OBJECTIVE: Can you copy out the data exactly? Leave the images out.

[Dataset entries]
-- begin --

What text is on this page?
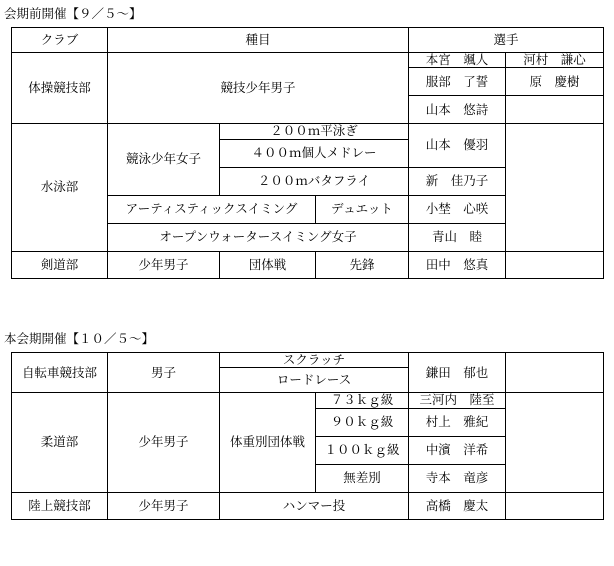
会期前開催【９／５〜】
クラブ	種目			選手	
体操競技部	競技少年男子			本宮　颯人	河村　謙心
				服部　了誓	原　慶樹
				山本　悠詩	
水泳部	競泳少年女子	２００ｍ平泳ぎ		山本　優羽	
		４００ｍ個人メドレー			
		２００ｍバタフライ		新　佳乃子	
	アーティスティックスイミング		デュエット	小埜　心咲	
	オープンウォータースイミング女子			青山　睦	
剣道部	少年男子	団体戦	先鋒	田中　悠真	
本会期開催【１０／５〜】
自転車競技部	男子	スクラッチ		鎌田　郁也	
		ロードレース			
柔道部	少年男子	体重別団体戦	７３ｋｇ級	三河内　陸至	
			９０ｋｇ級	村上　雅紀	
			１００ｋｇ級	中濱　洋希	
			無差別	寺本　竜彦	
陸上競技部	少年男子	ハンマー投		高橋　慶太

-- end --

ANSWER IN FULL:
What text is on this page?
会期前開催【９／５〜】
クラブ	種目			選手	
体操競技部	競技少年男子			本宮　颯人	河村　謙心
				服部　了誓	原　慶樹
				山本　悠詩	
水泳部	競泳少年女子	２００ｍ平泳ぎ		山本　優羽	
		４００ｍ個人メドレー			
		２００ｍバタフライ		新　佳乃子	
	アーティスティックスイミング		デュエット	小埜　心咲	
	オープンウォータースイミング女子			青山　睦	
剣道部	少年男子	団体戦	先鋒	田中　悠真	
本会期開催【１０／５〜】
自転車競技部	男子	スクラッチ		鎌田　郁也	
		ロードレース			
柔道部	少年男子	体重別団体戦	７３ｋｇ級	三河内　陸至	
			９０ｋｇ級	村上　雅紀	
			１００ｋｇ級	中濱　洋希	
			無差別	寺本　竜彦	
陸上競技部	少年男子	ハンマー投		高橋　慶太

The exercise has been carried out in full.